■ Instructions for the task ■
Count how many lines in this material contain "created". The answer is that number alone.

━━━ Working data ━━━

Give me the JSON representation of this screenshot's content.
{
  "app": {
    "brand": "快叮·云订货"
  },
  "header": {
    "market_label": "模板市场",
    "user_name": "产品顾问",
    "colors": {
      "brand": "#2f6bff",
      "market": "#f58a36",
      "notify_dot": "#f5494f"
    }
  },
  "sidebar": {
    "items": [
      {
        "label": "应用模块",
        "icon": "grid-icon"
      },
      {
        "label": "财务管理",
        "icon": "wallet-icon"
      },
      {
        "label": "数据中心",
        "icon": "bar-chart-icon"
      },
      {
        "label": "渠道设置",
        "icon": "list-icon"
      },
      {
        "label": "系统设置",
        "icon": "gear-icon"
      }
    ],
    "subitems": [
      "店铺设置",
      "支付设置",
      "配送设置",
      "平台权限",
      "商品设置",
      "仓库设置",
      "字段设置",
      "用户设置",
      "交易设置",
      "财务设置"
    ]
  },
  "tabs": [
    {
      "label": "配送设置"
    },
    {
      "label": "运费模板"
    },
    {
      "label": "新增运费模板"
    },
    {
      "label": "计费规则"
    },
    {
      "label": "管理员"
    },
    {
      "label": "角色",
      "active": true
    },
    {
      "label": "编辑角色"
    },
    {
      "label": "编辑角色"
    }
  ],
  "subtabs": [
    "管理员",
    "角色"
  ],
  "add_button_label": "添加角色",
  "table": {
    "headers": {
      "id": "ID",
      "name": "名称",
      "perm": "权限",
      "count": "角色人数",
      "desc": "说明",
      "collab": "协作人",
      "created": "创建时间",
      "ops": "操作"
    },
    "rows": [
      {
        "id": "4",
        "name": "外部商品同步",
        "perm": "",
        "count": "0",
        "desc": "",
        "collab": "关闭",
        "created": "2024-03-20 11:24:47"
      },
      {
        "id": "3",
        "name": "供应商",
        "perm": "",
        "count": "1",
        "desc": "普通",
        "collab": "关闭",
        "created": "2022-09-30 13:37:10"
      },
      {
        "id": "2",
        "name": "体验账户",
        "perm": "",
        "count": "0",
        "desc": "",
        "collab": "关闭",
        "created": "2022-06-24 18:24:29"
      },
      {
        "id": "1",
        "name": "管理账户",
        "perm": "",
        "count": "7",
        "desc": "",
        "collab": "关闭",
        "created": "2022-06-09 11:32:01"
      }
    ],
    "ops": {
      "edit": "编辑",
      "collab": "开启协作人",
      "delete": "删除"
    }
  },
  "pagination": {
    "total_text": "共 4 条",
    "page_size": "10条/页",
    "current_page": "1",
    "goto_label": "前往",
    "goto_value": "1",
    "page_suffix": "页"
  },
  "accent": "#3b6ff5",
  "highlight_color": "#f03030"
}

━━━

■ Exercise result ■
5